■ Request ■
Reading down the listing below, count the lines where the word "Find" shows up, then give only that count.

* * * * *

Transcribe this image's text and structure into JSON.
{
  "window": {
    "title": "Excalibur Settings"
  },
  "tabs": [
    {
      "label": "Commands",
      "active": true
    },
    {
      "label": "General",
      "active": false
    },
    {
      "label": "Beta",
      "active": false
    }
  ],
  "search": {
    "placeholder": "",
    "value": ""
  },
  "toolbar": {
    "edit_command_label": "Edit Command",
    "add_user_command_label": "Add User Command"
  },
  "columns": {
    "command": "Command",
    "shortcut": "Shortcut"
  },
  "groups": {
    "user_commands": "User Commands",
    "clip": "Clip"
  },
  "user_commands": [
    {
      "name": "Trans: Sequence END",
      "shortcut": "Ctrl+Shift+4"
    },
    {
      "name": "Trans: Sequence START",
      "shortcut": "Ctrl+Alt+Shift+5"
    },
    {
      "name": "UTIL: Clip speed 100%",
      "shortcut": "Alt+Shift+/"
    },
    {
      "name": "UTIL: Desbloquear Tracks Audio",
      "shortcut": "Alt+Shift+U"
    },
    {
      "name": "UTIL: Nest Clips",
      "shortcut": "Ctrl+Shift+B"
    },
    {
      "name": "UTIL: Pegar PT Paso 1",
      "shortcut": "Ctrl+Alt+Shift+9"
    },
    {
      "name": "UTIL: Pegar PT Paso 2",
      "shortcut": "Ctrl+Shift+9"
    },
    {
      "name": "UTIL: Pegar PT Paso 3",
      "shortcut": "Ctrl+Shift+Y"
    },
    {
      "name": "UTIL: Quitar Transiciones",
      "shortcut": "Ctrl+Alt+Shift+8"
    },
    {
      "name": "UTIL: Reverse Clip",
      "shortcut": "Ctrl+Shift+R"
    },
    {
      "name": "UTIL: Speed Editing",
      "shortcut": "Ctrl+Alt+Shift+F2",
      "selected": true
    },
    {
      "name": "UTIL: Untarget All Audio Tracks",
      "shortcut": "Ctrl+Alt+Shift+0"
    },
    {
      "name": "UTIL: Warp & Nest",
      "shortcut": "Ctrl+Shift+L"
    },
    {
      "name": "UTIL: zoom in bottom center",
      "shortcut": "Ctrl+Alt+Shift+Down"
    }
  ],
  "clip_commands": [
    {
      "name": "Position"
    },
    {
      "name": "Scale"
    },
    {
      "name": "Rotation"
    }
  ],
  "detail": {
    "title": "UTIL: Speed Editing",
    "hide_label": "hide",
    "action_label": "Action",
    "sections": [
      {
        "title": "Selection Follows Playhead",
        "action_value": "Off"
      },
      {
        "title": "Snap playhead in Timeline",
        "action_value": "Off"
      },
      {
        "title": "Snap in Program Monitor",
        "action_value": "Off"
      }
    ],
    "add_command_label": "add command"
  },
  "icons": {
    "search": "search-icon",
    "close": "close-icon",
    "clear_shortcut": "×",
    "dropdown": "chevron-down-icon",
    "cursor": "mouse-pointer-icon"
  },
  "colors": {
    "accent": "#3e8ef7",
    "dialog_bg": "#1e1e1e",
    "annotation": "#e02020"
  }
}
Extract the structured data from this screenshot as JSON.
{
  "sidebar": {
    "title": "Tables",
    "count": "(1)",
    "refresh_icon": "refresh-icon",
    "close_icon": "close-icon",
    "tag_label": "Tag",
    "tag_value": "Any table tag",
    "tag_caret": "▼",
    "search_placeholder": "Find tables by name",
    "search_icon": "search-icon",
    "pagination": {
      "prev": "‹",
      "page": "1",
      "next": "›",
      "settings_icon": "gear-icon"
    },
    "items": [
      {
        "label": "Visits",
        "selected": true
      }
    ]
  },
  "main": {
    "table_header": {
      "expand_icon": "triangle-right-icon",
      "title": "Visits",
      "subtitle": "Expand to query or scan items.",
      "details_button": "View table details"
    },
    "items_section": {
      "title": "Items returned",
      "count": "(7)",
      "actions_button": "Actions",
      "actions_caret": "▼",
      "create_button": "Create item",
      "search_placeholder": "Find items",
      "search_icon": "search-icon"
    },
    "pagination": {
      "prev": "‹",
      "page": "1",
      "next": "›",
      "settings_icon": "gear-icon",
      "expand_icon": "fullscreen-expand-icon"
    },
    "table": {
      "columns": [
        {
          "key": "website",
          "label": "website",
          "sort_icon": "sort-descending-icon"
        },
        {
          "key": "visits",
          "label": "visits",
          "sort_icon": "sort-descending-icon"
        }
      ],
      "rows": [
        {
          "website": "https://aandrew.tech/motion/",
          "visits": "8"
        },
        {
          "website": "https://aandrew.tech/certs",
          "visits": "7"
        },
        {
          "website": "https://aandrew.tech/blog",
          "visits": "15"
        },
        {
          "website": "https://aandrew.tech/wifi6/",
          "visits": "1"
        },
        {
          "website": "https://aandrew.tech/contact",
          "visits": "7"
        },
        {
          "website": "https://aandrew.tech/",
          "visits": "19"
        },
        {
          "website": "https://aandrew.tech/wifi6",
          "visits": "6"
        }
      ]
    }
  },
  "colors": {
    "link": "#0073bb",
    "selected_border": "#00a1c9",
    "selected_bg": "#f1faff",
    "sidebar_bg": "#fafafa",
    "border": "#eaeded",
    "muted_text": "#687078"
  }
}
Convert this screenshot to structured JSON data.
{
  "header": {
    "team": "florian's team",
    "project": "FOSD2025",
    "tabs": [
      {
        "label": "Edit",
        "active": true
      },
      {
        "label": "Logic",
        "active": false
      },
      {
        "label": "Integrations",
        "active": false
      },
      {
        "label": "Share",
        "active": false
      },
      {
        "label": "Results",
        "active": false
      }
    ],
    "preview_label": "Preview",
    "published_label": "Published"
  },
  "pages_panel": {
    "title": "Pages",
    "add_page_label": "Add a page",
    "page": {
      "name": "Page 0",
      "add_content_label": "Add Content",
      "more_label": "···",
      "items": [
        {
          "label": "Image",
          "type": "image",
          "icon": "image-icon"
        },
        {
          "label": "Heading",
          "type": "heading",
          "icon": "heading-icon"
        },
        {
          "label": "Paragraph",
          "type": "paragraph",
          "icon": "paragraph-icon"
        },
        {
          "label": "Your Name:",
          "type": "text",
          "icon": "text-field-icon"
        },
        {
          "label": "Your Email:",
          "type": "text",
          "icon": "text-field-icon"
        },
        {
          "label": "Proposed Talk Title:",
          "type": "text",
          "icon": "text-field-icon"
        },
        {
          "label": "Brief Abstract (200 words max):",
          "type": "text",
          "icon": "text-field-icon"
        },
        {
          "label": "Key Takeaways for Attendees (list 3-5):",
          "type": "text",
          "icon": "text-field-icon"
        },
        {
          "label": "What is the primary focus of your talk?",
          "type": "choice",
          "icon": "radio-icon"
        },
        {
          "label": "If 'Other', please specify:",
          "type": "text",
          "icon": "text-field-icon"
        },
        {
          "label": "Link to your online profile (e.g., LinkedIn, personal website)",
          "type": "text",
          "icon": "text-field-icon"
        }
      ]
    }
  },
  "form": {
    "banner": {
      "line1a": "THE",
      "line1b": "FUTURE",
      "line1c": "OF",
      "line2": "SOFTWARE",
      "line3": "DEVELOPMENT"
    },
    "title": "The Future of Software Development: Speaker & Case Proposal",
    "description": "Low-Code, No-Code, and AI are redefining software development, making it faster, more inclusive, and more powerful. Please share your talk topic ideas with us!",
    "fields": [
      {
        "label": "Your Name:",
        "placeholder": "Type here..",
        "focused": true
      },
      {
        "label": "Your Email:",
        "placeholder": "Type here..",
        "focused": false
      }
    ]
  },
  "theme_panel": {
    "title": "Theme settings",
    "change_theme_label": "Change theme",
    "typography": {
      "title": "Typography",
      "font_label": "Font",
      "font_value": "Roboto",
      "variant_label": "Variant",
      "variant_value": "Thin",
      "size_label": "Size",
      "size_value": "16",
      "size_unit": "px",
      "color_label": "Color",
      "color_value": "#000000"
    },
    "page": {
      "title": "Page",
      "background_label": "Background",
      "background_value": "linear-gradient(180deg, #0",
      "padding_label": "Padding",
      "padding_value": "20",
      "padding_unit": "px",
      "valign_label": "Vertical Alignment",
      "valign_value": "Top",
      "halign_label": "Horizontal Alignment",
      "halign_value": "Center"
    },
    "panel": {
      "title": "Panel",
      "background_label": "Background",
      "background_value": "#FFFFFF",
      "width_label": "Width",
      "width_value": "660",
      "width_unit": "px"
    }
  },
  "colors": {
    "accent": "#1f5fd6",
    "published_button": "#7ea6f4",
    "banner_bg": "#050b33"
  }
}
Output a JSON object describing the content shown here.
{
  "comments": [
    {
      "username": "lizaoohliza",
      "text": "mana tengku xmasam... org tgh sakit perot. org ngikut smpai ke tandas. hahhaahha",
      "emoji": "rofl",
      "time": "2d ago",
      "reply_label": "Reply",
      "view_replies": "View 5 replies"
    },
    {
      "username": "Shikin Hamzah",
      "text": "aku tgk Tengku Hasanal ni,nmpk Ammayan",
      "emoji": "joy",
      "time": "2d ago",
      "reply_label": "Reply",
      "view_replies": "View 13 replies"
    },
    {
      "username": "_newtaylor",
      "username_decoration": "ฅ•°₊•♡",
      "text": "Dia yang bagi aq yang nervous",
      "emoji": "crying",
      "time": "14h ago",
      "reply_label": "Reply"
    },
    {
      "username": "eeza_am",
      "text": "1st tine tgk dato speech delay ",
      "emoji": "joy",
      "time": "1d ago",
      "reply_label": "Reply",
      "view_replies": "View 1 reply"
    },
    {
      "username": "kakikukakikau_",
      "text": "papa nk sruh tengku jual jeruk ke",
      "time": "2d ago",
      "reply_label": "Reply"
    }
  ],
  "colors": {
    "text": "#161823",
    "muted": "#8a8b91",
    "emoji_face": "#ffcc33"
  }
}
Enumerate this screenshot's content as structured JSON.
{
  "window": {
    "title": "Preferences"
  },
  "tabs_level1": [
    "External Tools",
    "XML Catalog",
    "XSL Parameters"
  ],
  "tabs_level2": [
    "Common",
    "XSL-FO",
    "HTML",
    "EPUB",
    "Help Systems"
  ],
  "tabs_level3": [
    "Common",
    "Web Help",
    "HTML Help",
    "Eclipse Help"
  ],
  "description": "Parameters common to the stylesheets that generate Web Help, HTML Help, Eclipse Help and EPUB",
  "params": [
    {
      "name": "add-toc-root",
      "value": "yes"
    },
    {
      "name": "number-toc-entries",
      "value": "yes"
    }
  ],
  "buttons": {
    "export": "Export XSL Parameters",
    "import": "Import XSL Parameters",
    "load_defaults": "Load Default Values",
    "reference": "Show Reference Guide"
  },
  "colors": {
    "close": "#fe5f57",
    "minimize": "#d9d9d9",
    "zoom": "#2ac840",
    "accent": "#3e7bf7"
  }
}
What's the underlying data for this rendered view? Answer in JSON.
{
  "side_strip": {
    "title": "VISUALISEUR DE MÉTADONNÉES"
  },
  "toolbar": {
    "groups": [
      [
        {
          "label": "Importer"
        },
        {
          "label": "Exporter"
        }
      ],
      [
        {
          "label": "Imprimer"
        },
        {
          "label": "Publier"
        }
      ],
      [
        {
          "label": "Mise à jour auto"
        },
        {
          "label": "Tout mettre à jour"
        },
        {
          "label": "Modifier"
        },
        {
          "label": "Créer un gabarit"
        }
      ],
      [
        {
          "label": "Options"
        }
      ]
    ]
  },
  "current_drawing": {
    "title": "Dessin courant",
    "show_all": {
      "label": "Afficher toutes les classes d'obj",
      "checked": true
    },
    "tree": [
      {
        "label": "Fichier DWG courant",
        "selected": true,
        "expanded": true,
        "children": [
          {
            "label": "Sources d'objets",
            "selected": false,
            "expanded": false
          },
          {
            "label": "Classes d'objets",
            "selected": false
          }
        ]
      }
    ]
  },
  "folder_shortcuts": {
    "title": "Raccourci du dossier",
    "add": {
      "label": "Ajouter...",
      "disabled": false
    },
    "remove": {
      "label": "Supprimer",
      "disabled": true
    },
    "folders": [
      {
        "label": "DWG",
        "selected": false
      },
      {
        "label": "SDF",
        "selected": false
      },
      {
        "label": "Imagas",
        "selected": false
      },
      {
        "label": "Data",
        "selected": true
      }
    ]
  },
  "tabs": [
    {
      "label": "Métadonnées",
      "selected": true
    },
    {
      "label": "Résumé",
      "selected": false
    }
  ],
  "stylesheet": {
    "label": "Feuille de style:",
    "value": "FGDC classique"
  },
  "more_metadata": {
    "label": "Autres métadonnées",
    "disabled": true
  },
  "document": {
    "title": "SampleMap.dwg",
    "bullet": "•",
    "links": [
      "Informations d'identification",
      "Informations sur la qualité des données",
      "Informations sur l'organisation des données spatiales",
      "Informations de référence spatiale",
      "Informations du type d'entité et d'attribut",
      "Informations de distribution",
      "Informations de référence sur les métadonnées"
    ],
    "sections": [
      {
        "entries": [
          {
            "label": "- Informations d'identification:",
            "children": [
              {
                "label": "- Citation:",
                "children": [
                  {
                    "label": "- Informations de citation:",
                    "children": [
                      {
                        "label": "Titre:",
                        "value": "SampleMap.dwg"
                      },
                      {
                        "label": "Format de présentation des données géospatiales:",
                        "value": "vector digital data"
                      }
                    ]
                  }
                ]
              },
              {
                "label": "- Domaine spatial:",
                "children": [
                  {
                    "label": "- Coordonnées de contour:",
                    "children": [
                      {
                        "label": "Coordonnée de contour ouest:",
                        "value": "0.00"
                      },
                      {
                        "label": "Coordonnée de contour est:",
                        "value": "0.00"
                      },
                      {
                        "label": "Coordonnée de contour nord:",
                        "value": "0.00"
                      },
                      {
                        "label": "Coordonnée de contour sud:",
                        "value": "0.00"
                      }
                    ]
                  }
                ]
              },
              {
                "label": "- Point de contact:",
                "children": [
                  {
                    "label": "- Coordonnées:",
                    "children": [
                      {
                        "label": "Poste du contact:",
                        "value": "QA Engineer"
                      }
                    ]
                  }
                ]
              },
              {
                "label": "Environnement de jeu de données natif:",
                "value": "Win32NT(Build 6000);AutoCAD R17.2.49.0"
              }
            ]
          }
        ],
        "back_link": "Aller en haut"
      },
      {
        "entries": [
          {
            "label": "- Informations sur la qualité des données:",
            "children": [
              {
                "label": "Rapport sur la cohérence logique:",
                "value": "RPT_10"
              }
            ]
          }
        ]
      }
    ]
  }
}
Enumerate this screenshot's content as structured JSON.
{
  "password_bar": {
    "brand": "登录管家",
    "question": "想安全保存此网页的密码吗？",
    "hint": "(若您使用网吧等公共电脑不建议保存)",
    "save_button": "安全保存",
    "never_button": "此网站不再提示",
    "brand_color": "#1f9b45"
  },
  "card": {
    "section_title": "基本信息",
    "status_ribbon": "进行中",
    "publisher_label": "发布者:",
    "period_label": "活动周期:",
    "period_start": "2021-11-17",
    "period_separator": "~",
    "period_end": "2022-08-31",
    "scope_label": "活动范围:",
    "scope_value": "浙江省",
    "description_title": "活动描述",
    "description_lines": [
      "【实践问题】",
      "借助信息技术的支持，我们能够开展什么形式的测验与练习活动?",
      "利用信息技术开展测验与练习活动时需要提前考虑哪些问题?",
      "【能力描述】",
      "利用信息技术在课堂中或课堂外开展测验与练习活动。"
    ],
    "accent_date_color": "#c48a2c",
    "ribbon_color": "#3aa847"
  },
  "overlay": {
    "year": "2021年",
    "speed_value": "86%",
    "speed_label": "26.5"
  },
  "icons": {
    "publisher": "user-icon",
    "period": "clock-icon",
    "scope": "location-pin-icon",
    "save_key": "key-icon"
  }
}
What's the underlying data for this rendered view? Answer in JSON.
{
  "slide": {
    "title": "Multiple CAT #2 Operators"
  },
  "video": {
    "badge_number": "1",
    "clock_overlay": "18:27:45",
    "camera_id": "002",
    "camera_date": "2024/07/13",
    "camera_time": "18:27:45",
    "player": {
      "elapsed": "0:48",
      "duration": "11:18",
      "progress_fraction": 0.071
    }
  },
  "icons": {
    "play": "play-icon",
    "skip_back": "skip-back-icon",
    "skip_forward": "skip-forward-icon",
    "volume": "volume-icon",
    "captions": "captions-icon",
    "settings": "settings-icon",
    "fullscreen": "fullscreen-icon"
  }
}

* * * * *

■ Task solution ■
2